--- Records provided ---

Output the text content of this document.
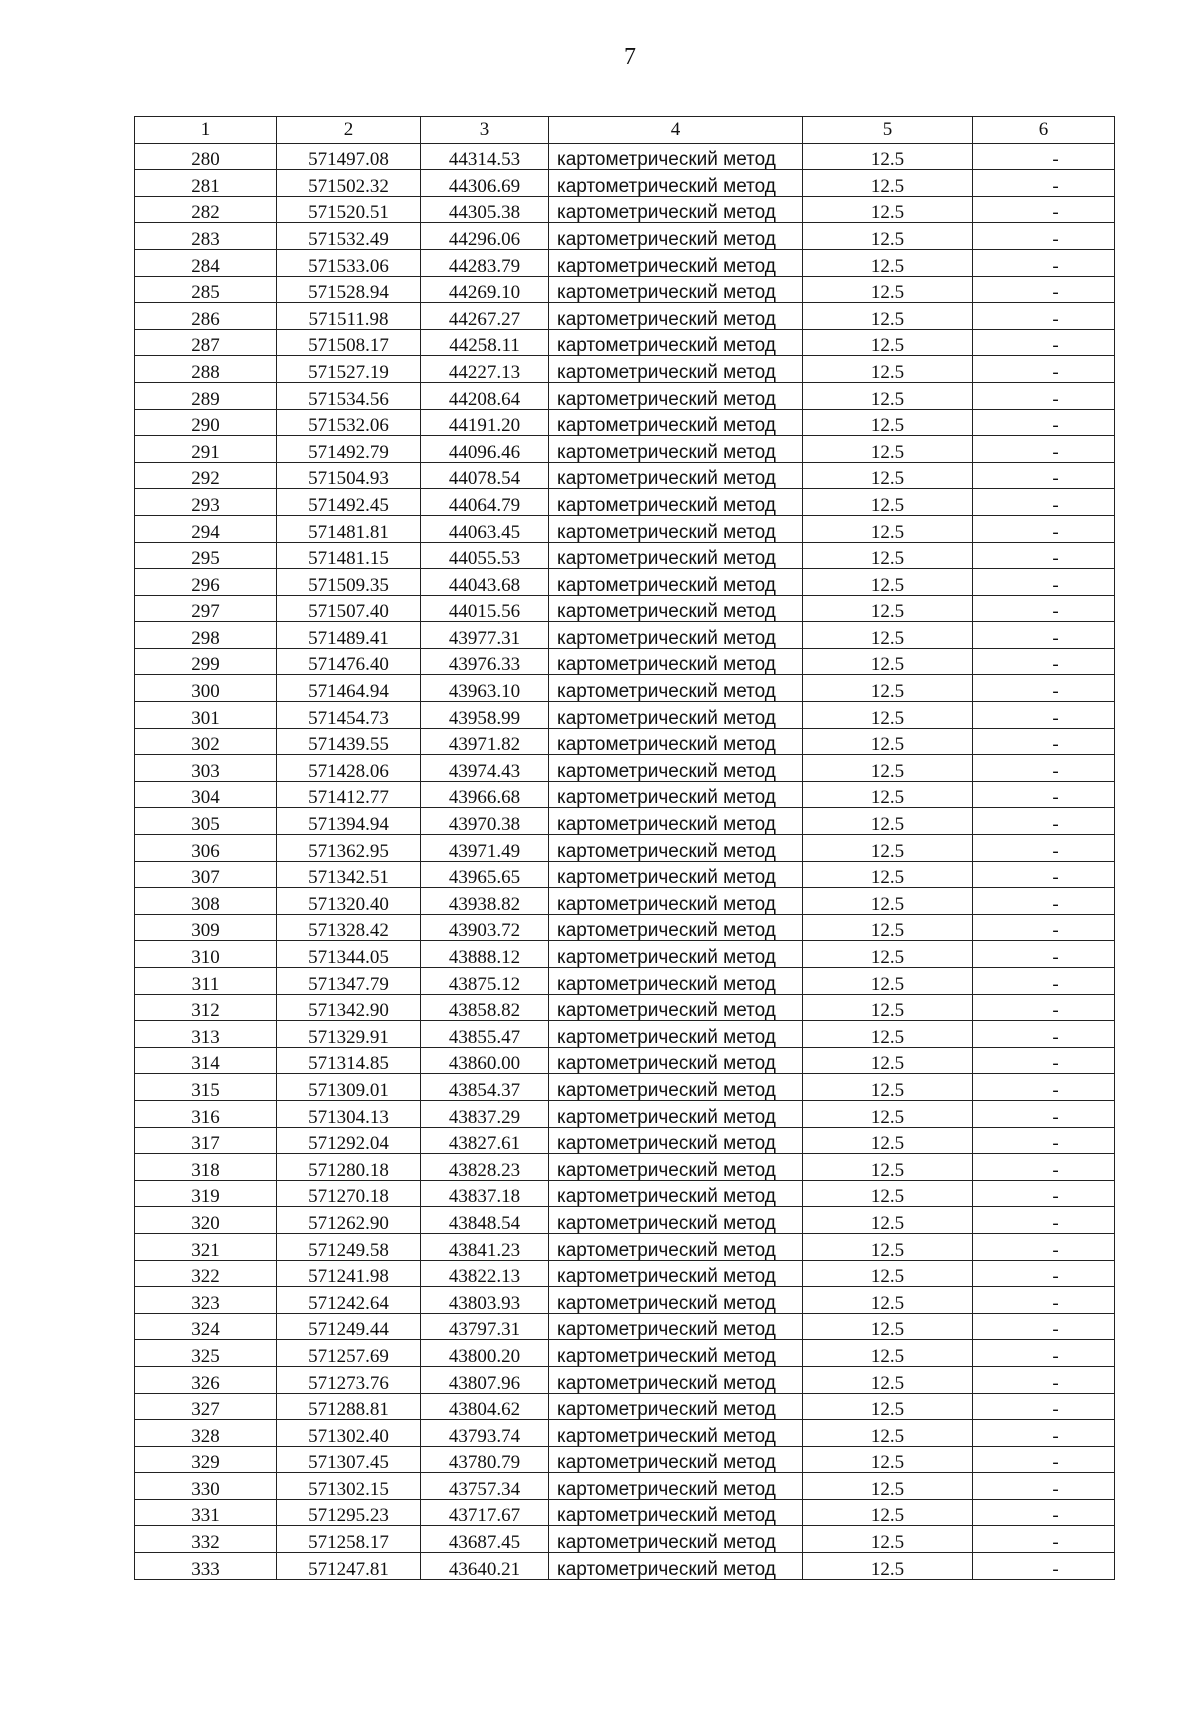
7
1	2	3	4	5	6
280	571497.08	44314.53	картометрический метод	12.5	-
281	571502.32	44306.69	картометрический метод	12.5	-
282	571520.51	44305.38	картометрический метод	12.5	-
283	571532.49	44296.06	картометрический метод	12.5	-
284	571533.06	44283.79	картометрический метод	12.5	-
285	571528.94	44269.10	картометрический метод	12.5	-
286	571511.98	44267.27	картометрический метод	12.5	-
287	571508.17	44258.11	картометрический метод	12.5	-
288	571527.19	44227.13	картометрический метод	12.5	-
289	571534.56	44208.64	картометрический метод	12.5	-
290	571532.06	44191.20	картометрический метод	12.5	-
291	571492.79	44096.46	картометрический метод	12.5	-
292	571504.93	44078.54	картометрический метод	12.5	-
293	571492.45	44064.79	картометрический метод	12.5	-
294	571481.81	44063.45	картометрический метод	12.5	-
295	571481.15	44055.53	картометрический метод	12.5	-
296	571509.35	44043.68	картометрический метод	12.5	-
297	571507.40	44015.56	картометрический метод	12.5	-
298	571489.41	43977.31	картометрический метод	12.5	-
299	571476.40	43976.33	картометрический метод	12.5	-
300	571464.94	43963.10	картометрический метод	12.5	-
301	571454.73	43958.99	картометрический метод	12.5	-
302	571439.55	43971.82	картометрический метод	12.5	-
303	571428.06	43974.43	картометрический метод	12.5	-
304	571412.77	43966.68	картометрический метод	12.5	-
305	571394.94	43970.38	картометрический метод	12.5	-
306	571362.95	43971.49	картометрический метод	12.5	-
307	571342.51	43965.65	картометрический метод	12.5	-
308	571320.40	43938.82	картометрический метод	12.5	-
309	571328.42	43903.72	картометрический метод	12.5	-
310	571344.05	43888.12	картометрический метод	12.5	-
311	571347.79	43875.12	картометрический метод	12.5	-
312	571342.90	43858.82	картометрический метод	12.5	-
313	571329.91	43855.47	картометрический метод	12.5	-
314	571314.85	43860.00	картометрический метод	12.5	-
315	571309.01	43854.37	картометрический метод	12.5	-
316	571304.13	43837.29	картометрический метод	12.5	-
317	571292.04	43827.61	картометрический метод	12.5	-
318	571280.18	43828.23	картометрический метод	12.5	-
319	571270.18	43837.18	картометрический метод	12.5	-
320	571262.90	43848.54	картометрический метод	12.5	-
321	571249.58	43841.23	картометрический метод	12.5	-
322	571241.98	43822.13	картометрический метод	12.5	-
323	571242.64	43803.93	картометрический метод	12.5	-
324	571249.44	43797.31	картометрический метод	12.5	-
325	571257.69	43800.20	картометрический метод	12.5	-
326	571273.76	43807.96	картометрический метод	12.5	-
327	571288.81	43804.62	картометрический метод	12.5	-
328	571302.40	43793.74	картометрический метод	12.5	-
329	571307.45	43780.79	картометрический метод	12.5	-
330	571302.15	43757.34	картометрический метод	12.5	-
331	571295.23	43717.67	картометрический метод	12.5	-
332	571258.17	43687.45	картометрический метод	12.5	-
333	571247.81	43640.21	картометрический метод	12.5	-
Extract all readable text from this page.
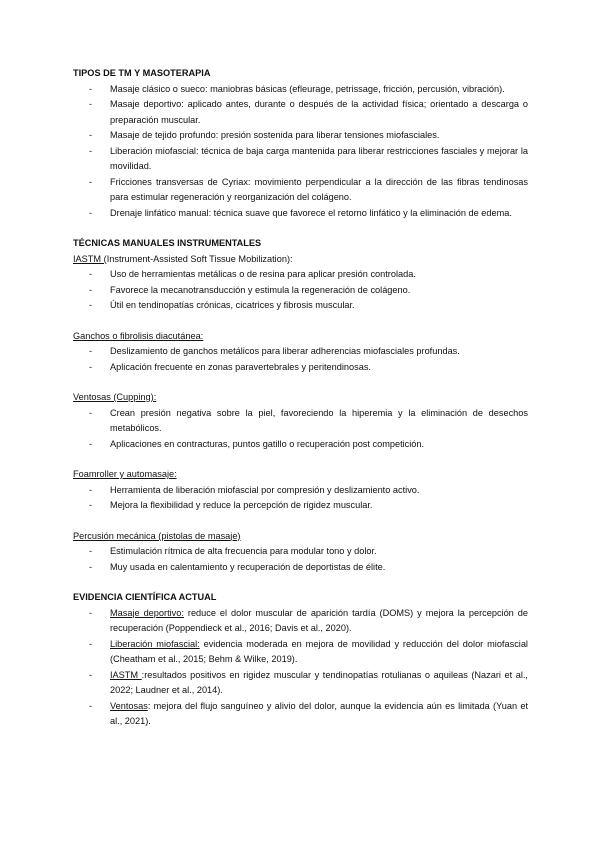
TIPOS DE TM Y MASOTERAPIA

- Masaje clásico o sueco: maniobras básicas (efleurage, petrissage, fricción, percusión, vibración).
- Masaje deportivo: aplicado antes, durante o después de la actividad física; orientado a descarga o preparación muscular.
- Masaje de tejido profundo: presión sostenida para liberar tensiones miofasciales.
- Liberación miofascial: técnica de baja carga mantenida para liberar restricciones fasciales y mejorar la movilidad.
- Fricciones transversas de Cyriax: movimiento perpendicular a la dirección de las fibras tendinosas para estimular regeneración y reorganización del colágeno.
- Drenaje linfático manual: técnica suave que favorece el retorno linfático y la eliminación de edema.

TÉCNICAS MANUALES INSTRUMENTALES

IASTM (Instrument-Assisted Soft Tissue Mobilization):

- Uso de herramientas metálicas o de resina para aplicar presión controlada.
- Favorece la mecanotransducción y estimula la regeneración de colágeno.
- Útil en tendinopatías crónicas, cicatrices y fibrosis muscular.

Ganchos o fibrolisis diacutánea:

- Deslizamiento de ganchos metálicos para liberar adherencias miofasciales profundas.
- Aplicación frecuente en zonas paravertebrales y peritendinosas.

Ventosas (Cupping):

- Crean presión negativa sobre la piel, favoreciendo la hiperemia y la eliminación de desechos metabólicos.
- Aplicaciones en contracturas, puntos gatillo o recuperación post competición.

Foamroller y automasaje:

- Herramienta de liberación miofascial por compresión y deslizamiento activo.
- Mejora la flexibilidad y reduce la percepción de rigidez muscular.

Percusión mecánica (pistolas de masaje)

- Estimulación rítmica de alta frecuencia para modular tono y dolor.
- Muy usada en calentamiento y recuperación de deportistas de élite.

EVIDENCIA CIENTÍFICA ACTUAL

- Masaje deportivo: reduce el dolor muscular de aparición tardía (DOMS) y mejora la percepción de recuperación (Poppendieck et al., 2016; Davis et al., 2020).
- Liberación miofascial: evidencia moderada en mejora de movilidad y reducción del dolor miofascial (Cheatham et al., 2015; Behm & Wilke, 2019).
- IASTM :resultados positivos en rigidez muscular y tendinopatías rotulianas o aquileas (Nazari et al., 2022; Laudner et al., 2014).
- Ventosas: mejora del flujo sanguíneo y alivio del dolor, aunque la evidencia aún es limitada (Yuan et al., 2021).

--- The task ---
Gather up the lines containing the word "movilidad" from these records and copy them.

--- Task result ---
- Liberación miofascial: técnica de baja carga mantenida para liberar restricciones fasciales y mejorar la movilidad.
- Liberación miofascial: evidencia moderada en mejora de movilidad y reducción del dolor miofascial (Cheatham et al., 2015; Behm & Wilke, 2019).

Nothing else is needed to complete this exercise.